Data entries:

——————————

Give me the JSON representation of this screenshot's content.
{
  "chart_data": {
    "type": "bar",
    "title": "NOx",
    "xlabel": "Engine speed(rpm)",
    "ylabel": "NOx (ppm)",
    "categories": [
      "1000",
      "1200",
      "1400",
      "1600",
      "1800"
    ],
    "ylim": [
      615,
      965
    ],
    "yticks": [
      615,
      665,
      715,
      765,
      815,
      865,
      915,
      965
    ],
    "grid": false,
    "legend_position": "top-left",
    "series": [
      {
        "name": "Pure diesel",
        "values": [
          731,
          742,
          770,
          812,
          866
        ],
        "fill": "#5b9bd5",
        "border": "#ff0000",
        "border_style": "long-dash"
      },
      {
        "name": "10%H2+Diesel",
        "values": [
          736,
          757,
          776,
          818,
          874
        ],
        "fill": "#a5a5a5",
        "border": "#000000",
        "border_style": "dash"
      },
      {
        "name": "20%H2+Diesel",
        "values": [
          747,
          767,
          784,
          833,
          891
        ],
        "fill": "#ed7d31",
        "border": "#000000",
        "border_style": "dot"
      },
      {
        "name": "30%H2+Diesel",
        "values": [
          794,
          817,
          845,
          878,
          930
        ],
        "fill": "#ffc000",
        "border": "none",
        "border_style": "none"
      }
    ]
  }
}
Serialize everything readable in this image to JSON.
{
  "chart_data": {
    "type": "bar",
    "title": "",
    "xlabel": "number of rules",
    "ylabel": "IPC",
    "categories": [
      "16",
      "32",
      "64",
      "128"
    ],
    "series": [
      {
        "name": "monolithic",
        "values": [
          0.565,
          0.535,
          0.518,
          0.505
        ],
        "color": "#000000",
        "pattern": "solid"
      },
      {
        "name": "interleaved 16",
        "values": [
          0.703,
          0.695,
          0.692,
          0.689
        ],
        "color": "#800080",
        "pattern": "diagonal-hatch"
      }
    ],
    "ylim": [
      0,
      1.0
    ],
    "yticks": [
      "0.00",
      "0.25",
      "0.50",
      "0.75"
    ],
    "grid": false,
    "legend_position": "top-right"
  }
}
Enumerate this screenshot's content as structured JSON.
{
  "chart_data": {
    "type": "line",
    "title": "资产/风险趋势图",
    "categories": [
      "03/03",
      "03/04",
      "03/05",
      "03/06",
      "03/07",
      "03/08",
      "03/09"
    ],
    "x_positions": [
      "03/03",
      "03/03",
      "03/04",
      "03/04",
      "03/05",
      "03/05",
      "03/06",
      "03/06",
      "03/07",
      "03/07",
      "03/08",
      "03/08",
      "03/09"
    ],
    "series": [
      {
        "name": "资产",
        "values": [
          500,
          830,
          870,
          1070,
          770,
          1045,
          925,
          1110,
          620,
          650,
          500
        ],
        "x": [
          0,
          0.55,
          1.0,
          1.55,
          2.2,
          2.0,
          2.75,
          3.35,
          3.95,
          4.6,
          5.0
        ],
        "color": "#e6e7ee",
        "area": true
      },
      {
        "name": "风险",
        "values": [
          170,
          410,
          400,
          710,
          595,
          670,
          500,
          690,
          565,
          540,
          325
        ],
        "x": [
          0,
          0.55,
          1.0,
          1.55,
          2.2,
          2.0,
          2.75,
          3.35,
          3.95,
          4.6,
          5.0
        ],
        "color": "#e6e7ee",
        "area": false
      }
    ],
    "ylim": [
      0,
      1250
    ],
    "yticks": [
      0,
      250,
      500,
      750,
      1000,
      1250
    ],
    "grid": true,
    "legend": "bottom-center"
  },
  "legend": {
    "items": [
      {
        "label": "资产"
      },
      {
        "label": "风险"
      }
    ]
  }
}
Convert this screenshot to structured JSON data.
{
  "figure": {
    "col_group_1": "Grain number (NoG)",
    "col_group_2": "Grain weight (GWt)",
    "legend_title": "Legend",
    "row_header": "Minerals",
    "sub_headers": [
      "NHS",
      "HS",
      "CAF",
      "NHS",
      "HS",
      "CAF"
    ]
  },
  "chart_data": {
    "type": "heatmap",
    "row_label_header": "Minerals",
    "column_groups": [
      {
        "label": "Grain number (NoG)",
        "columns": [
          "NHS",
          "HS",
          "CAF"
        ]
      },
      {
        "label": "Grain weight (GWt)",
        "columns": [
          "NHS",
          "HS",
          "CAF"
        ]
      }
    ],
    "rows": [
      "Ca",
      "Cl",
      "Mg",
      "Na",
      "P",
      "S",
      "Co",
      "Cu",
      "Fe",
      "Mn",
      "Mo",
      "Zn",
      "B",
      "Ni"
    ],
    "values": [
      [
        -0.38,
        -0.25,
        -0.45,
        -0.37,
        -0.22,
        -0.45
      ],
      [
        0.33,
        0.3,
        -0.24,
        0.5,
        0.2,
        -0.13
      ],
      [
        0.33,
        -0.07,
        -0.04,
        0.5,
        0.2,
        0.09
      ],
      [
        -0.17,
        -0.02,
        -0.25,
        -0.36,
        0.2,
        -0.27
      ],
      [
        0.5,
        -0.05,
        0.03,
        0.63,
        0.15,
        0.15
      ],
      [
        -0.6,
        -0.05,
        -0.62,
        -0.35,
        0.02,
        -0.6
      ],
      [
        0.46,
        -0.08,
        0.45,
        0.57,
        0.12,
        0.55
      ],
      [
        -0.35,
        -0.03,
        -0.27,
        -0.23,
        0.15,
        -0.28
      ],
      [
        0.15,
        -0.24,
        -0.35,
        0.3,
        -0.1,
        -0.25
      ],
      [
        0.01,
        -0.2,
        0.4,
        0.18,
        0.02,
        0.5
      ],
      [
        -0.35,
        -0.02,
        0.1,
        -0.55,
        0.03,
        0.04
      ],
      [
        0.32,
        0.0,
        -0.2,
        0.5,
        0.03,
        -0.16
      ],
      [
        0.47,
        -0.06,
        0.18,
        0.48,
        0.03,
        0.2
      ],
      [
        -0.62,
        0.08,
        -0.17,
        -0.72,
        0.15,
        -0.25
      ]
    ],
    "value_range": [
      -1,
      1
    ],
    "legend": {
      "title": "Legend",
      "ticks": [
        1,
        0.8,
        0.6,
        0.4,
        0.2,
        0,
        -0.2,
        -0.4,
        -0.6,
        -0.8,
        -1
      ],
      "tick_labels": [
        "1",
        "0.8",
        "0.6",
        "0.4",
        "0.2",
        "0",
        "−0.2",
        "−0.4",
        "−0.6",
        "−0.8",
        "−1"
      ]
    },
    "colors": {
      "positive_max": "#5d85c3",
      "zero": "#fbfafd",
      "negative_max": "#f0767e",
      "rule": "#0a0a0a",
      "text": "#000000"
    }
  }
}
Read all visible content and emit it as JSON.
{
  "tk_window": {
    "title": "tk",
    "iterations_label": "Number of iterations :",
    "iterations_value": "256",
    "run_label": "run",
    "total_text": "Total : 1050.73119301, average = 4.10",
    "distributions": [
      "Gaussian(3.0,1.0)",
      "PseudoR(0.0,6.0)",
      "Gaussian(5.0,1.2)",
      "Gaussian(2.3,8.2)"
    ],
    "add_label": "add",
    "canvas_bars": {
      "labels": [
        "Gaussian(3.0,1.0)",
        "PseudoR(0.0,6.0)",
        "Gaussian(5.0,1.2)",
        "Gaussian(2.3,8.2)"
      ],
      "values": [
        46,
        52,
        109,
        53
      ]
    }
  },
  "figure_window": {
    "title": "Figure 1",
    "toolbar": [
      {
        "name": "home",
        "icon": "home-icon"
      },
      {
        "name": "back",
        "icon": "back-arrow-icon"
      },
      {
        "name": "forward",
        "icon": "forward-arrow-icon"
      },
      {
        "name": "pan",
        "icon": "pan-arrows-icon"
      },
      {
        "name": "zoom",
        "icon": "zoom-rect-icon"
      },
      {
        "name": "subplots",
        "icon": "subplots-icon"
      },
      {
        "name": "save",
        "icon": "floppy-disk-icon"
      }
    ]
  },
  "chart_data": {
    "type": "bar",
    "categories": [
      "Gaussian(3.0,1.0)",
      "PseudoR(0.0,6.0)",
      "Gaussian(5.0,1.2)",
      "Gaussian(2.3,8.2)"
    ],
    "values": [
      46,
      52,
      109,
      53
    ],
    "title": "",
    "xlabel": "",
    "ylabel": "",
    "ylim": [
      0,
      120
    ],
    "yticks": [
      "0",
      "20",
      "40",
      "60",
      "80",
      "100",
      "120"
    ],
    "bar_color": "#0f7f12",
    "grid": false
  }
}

——————————

[YOUR INSTRUCTIONS]:
Produce an exact repeat of the lines from the one containing "Read all visible content and emit it as JSON." through the last line of the data, and nothing more.

[ANSWER]:
Read all visible content and emit it as JSON.
{
  "tk_window": {
    "title": "tk",
    "iterations_label": "Number of iterations :",
    "iterations_value": "256",
    "run_label": "run",
    "total_text": "Total : 1050.73119301, average = 4.10",
    "distributions": [
      "Gaussian(3.0,1.0)",
      "PseudoR(0.0,6.0)",
      "Gaussian(5.0,1.2)",
      "Gaussian(2.3,8.2)"
    ],
    "add_label": "add",
    "canvas_bars": {
      "labels": [
        "Gaussian(3.0,1.0)",
        "PseudoR(0.0,6.0)",
        "Gaussian(5.0,1.2)",
        "Gaussian(2.3,8.2)"
      ],
      "values": [
        46,
        52,
        109,
        53
      ]
    }
  },
  "figure_window": {
    "title": "Figure 1",
    "toolbar": [
      {
        "name": "home",
        "icon": "home-icon"
      },
      {
        "name": "back",
        "icon": "back-arrow-icon"
      },
      {
        "name": "forward",
        "icon": "forward-arrow-icon"
      },
      {
        "name": "pan",
        "icon": "pan-arrows-icon"
      },
      {
        "name": "zoom",
        "icon": "zoom-rect-icon"
      },
      {
        "name": "subplots",
        "icon": "subplots-icon"
      },
      {
        "name": "save",
        "icon": "floppy-disk-icon"
      }
    ]
  },
  "chart_data": {
    "type": "bar",
    "categories": [
      "Gaussian(3.0,1.0)",
      "PseudoR(0.0,6.0)",
      "Gaussian(5.0,1.2)",
      "Gaussian(2.3,8.2)"
    ],
    "values": [
      46,
      52,
      109,
      53
    ],
    "title": "",
    "xlabel": "",
    "ylabel": "",
    "ylim": [
      0,
      120
    ],
    "yticks": [
      "0",
      "20",
      "40",
      "60",
      "80",
      "100",
      "120"
    ],
    "bar_color": "#0f7f12",
    "grid": false
  }
}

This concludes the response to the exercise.